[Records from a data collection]
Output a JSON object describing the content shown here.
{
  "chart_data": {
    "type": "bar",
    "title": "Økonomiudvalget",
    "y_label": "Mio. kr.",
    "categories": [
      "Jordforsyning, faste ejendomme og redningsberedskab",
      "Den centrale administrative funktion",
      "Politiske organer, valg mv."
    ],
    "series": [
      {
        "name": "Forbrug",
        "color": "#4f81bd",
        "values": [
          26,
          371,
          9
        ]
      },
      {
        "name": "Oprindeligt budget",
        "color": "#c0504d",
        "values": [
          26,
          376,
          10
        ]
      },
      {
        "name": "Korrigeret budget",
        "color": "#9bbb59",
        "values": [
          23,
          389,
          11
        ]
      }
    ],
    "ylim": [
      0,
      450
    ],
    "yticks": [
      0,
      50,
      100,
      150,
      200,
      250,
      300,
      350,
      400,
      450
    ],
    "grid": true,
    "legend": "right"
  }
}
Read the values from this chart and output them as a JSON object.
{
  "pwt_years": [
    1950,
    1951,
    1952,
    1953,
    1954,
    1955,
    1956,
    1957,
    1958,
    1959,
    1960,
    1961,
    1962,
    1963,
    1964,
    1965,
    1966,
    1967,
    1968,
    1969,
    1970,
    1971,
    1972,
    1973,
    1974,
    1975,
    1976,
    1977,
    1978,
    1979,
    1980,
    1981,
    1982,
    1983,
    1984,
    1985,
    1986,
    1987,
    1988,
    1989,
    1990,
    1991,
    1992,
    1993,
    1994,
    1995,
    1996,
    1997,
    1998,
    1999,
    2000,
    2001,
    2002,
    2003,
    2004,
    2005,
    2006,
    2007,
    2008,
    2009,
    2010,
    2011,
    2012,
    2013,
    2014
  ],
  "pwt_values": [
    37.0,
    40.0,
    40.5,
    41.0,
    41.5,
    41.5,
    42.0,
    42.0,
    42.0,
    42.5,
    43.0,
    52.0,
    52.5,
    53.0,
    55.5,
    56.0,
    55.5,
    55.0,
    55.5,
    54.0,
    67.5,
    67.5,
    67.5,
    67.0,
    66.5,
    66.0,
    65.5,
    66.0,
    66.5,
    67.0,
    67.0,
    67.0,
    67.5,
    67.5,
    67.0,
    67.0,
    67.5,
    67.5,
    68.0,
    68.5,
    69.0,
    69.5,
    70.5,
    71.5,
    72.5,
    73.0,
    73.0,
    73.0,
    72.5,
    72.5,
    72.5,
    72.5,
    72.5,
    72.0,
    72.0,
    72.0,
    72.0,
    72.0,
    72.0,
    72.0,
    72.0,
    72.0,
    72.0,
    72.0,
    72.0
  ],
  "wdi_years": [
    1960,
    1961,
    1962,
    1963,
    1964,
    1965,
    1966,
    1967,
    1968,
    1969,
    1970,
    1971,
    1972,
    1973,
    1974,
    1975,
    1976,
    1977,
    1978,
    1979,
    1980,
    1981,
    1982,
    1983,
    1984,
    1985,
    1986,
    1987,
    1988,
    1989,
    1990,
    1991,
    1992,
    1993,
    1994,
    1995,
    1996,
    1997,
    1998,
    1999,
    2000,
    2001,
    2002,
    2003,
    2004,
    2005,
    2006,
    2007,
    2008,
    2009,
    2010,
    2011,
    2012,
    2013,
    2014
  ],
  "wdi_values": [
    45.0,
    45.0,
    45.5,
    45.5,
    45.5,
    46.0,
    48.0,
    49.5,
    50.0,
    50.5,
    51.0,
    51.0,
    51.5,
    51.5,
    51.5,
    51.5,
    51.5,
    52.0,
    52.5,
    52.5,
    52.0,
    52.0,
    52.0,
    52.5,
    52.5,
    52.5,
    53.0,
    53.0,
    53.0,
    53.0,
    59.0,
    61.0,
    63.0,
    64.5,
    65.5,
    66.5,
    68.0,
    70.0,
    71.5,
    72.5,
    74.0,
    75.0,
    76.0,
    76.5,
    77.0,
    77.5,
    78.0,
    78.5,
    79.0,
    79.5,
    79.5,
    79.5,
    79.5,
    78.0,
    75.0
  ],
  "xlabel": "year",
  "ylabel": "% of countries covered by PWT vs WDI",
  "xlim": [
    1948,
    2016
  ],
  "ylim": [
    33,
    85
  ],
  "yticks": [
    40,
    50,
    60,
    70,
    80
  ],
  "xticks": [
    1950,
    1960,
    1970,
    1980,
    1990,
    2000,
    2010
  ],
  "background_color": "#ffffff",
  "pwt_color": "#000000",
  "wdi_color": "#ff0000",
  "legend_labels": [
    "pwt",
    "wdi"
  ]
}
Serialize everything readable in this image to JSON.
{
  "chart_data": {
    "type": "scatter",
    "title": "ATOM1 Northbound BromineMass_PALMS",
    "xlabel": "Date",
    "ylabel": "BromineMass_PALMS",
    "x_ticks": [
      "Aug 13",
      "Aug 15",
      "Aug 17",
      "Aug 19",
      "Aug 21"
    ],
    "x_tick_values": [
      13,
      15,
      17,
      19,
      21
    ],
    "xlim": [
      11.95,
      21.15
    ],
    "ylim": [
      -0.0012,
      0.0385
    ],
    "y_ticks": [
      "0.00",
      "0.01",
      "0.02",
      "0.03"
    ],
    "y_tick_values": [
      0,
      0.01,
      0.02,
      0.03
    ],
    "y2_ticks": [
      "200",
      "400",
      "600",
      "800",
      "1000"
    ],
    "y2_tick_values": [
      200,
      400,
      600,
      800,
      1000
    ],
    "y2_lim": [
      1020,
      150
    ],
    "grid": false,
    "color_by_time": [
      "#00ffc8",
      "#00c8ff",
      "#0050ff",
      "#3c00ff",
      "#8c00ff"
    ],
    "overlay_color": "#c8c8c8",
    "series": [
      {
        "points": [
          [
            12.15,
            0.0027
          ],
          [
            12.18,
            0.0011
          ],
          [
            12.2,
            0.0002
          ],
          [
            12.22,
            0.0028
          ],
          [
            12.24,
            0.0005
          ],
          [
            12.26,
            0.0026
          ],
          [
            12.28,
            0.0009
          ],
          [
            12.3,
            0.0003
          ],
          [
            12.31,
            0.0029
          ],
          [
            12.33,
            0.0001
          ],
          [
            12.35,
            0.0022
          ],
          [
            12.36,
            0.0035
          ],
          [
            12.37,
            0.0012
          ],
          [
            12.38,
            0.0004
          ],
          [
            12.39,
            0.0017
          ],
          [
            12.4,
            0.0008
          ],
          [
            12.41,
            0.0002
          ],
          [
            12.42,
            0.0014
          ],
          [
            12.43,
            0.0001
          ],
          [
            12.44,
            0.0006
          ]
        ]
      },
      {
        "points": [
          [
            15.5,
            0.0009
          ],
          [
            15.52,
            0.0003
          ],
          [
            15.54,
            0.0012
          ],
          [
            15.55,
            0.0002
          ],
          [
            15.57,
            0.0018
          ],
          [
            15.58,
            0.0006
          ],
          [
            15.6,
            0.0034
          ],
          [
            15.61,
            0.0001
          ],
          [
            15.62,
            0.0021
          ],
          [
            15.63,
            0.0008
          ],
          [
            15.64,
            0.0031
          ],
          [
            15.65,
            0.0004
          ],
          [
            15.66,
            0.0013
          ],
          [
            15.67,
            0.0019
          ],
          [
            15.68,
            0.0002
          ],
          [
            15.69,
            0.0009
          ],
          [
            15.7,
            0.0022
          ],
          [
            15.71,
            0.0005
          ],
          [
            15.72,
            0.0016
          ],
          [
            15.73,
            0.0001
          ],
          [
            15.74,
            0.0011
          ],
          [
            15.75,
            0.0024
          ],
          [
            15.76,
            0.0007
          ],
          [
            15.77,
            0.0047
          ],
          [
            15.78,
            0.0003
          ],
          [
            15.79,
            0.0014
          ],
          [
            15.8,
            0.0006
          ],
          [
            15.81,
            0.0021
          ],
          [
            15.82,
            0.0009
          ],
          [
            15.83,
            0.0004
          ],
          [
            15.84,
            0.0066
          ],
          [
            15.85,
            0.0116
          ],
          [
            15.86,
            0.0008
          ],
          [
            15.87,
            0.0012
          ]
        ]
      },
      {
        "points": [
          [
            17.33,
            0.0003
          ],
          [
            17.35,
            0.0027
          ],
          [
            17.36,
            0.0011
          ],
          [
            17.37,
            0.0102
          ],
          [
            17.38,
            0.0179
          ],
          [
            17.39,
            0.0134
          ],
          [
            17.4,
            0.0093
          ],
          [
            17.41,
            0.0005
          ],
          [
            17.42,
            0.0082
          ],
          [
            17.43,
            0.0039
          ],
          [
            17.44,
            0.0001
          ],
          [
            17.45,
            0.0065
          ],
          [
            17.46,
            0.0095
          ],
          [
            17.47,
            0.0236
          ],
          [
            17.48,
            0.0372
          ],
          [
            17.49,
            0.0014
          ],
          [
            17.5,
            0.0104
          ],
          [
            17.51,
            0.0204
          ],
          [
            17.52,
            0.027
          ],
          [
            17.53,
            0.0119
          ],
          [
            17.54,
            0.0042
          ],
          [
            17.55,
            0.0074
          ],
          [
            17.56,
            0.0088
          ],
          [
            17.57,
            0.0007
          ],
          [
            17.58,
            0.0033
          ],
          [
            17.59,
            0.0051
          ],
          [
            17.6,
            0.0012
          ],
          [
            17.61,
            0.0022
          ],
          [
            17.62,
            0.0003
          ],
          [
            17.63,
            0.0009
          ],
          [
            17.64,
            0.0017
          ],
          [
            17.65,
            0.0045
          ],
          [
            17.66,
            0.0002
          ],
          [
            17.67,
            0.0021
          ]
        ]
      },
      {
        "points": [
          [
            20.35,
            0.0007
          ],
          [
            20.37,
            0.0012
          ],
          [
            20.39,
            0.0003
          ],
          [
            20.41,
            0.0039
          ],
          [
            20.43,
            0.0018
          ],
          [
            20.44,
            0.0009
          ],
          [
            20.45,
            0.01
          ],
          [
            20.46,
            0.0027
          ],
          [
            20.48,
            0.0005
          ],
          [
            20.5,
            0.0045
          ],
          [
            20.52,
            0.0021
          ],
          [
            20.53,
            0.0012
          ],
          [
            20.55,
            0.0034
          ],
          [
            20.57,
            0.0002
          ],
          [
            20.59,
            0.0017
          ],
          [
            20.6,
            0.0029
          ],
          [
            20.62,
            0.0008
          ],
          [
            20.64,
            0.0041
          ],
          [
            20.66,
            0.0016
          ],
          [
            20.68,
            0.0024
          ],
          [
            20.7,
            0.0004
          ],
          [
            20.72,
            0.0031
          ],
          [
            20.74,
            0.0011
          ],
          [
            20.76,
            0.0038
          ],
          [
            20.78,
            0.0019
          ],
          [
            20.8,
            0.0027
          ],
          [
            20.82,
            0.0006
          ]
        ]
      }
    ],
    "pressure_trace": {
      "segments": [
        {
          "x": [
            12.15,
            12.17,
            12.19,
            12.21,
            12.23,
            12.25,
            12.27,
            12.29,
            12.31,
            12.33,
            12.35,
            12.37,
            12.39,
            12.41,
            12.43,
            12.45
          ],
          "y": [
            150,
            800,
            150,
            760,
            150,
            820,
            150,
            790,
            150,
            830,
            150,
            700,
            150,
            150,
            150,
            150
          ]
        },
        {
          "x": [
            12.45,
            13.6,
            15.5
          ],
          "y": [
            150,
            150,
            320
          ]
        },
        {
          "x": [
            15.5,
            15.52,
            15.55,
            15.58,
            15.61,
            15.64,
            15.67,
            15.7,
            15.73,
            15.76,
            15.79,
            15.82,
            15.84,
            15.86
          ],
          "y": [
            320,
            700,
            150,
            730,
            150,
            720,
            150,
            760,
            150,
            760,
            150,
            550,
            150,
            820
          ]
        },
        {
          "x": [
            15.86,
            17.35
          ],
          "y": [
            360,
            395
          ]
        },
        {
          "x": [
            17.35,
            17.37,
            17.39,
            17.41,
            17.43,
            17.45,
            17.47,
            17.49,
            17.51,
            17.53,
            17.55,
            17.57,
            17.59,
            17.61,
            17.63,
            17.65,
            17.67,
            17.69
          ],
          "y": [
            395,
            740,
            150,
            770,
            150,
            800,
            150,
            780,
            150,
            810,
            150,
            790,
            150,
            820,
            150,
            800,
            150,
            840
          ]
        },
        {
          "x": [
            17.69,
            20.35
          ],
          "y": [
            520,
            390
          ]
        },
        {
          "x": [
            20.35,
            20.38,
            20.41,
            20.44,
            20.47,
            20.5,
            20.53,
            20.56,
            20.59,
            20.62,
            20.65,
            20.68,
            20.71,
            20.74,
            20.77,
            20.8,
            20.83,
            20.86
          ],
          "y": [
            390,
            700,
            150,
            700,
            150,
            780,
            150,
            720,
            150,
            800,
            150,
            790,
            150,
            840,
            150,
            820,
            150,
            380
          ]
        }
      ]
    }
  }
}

Written request –
Select every line in the material above where the string "ylabel" occurs, and copy it.

Correct result –
  "ylabel": "% of countries covered by PWT vs WDI",
    "ylabel": "BromineMass_PALMS",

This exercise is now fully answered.